[Listed entries]
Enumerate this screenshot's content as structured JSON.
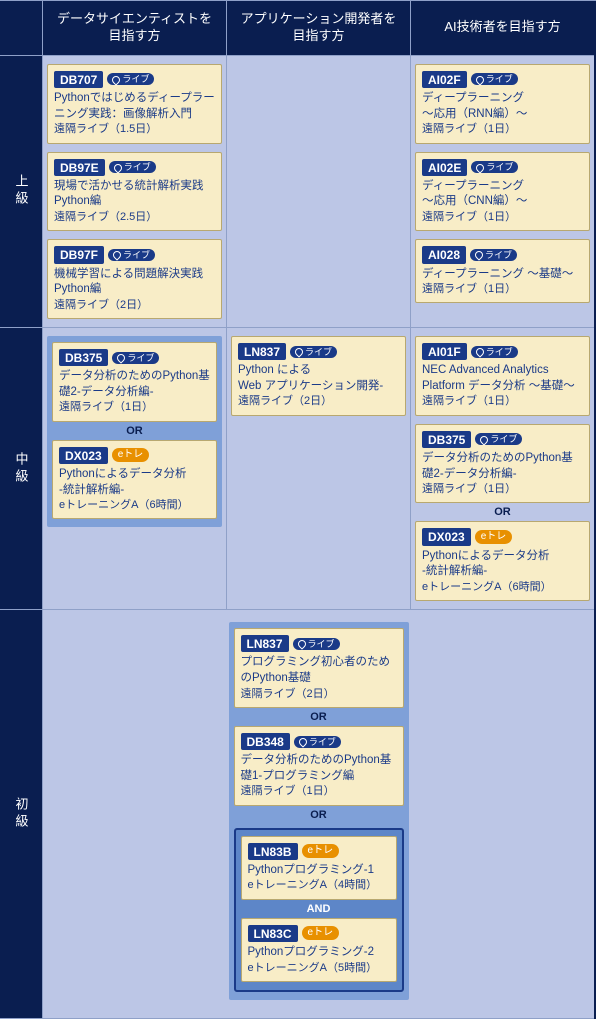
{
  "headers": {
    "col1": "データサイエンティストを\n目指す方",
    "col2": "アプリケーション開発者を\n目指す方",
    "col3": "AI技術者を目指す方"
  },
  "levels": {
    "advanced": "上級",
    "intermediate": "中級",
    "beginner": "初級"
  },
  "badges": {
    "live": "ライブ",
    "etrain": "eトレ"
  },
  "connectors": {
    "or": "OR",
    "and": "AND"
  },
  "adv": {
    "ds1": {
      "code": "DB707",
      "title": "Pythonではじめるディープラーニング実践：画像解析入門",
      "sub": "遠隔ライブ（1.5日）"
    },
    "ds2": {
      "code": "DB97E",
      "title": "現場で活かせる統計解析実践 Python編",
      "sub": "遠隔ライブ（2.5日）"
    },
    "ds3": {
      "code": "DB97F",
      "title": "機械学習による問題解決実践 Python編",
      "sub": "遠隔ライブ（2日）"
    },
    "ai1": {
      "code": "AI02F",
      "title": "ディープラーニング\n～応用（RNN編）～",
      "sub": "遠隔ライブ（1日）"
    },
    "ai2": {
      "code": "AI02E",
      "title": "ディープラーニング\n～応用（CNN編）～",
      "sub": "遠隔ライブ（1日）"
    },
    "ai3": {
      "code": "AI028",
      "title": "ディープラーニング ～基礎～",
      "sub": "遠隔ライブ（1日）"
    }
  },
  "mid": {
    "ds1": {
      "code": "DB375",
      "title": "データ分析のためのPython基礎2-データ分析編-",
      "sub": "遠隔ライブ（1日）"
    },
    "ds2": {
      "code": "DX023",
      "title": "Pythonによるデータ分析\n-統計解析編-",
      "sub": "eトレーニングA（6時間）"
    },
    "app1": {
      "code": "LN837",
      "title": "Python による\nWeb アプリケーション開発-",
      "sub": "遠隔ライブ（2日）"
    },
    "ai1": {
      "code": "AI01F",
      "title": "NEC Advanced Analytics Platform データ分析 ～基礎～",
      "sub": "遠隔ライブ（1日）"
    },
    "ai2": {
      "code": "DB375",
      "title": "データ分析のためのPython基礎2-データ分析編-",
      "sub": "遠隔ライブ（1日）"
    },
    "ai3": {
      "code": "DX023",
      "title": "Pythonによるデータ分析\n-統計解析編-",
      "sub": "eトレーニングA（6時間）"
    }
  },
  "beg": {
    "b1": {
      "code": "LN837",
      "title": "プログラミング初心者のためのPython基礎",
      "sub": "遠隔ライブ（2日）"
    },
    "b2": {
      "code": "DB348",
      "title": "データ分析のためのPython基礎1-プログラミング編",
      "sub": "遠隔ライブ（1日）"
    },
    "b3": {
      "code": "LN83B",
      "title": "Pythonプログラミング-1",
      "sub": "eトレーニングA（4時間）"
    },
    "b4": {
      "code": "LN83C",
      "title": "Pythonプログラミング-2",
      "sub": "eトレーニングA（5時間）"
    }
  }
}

[Task brief]
The records above must be transcribed exactly. Pictures are left out of the copy.

[Response to this exercise]
Enumerate this screenshot's content as structured JSON.
{
  "headers": {
    "col1": "データサイエンティストを\n目指す方",
    "col2": "アプリケーション開発者を\n目指す方",
    "col3": "AI技術者を目指す方"
  },
  "levels": {
    "advanced": "上級",
    "intermediate": "中級",
    "beginner": "初級"
  },
  "badges": {
    "live": "ライブ",
    "etrain": "eトレ"
  },
  "connectors": {
    "or": "OR",
    "and": "AND"
  },
  "adv": {
    "ds1": {
      "code": "DB707",
      "title": "Pythonではじめるディープラーニング実践：画像解析入門",
      "sub": "遠隔ライブ（1.5日）"
    },
    "ds2": {
      "code": "DB97E",
      "title": "現場で活かせる統計解析実践 Python編",
      "sub": "遠隔ライブ（2.5日）"
    },
    "ds3": {
      "code": "DB97F",
      "title": "機械学習による問題解決実践 Python編",
      "sub": "遠隔ライブ（2日）"
    },
    "ai1": {
      "code": "AI02F",
      "title": "ディープラーニング\n～応用（RNN編）～",
      "sub": "遠隔ライブ（1日）"
    },
    "ai2": {
      "code": "AI02E",
      "title": "ディープラーニング\n～応用（CNN編）～",
      "sub": "遠隔ライブ（1日）"
    },
    "ai3": {
      "code": "AI028",
      "title": "ディープラーニング ～基礎～",
      "sub": "遠隔ライブ（1日）"
    }
  },
  "mid": {
    "ds1": {
      "code": "DB375",
      "title": "データ分析のためのPython基礎2-データ分析編-",
      "sub": "遠隔ライブ（1日）"
    },
    "ds2": {
      "code": "DX023",
      "title": "Pythonによるデータ分析\n-統計解析編-",
      "sub": "eトレーニングA（6時間）"
    },
    "app1": {
      "code": "LN837",
      "title": "Python による\nWeb アプリケーション開発-",
      "sub": "遠隔ライブ（2日）"
    },
    "ai1": {
      "code": "AI01F",
      "title": "NEC Advanced Analytics Platform データ分析 ～基礎～",
      "sub": "遠隔ライブ（1日）"
    },
    "ai2": {
      "code": "DB375",
      "title": "データ分析のためのPython基礎2-データ分析編-",
      "sub": "遠隔ライブ（1日）"
    },
    "ai3": {
      "code": "DX023",
      "title": "Pythonによるデータ分析\n-統計解析編-",
      "sub": "eトレーニングA（6時間）"
    }
  },
  "beg": {
    "b1": {
      "code": "LN837",
      "title": "プログラミング初心者のためのPython基礎",
      "sub": "遠隔ライブ（2日）"
    },
    "b2": {
      "code": "DB348",
      "title": "データ分析のためのPython基礎1-プログラミング編",
      "sub": "遠隔ライブ（1日）"
    },
    "b3": {
      "code": "LN83B",
      "title": "Pythonプログラミング-1",
      "sub": "eトレーニングA（4時間）"
    },
    "b4": {
      "code": "LN83C",
      "title": "Pythonプログラミング-2",
      "sub": "eトレーニングA（5時間）"
    }
  }
}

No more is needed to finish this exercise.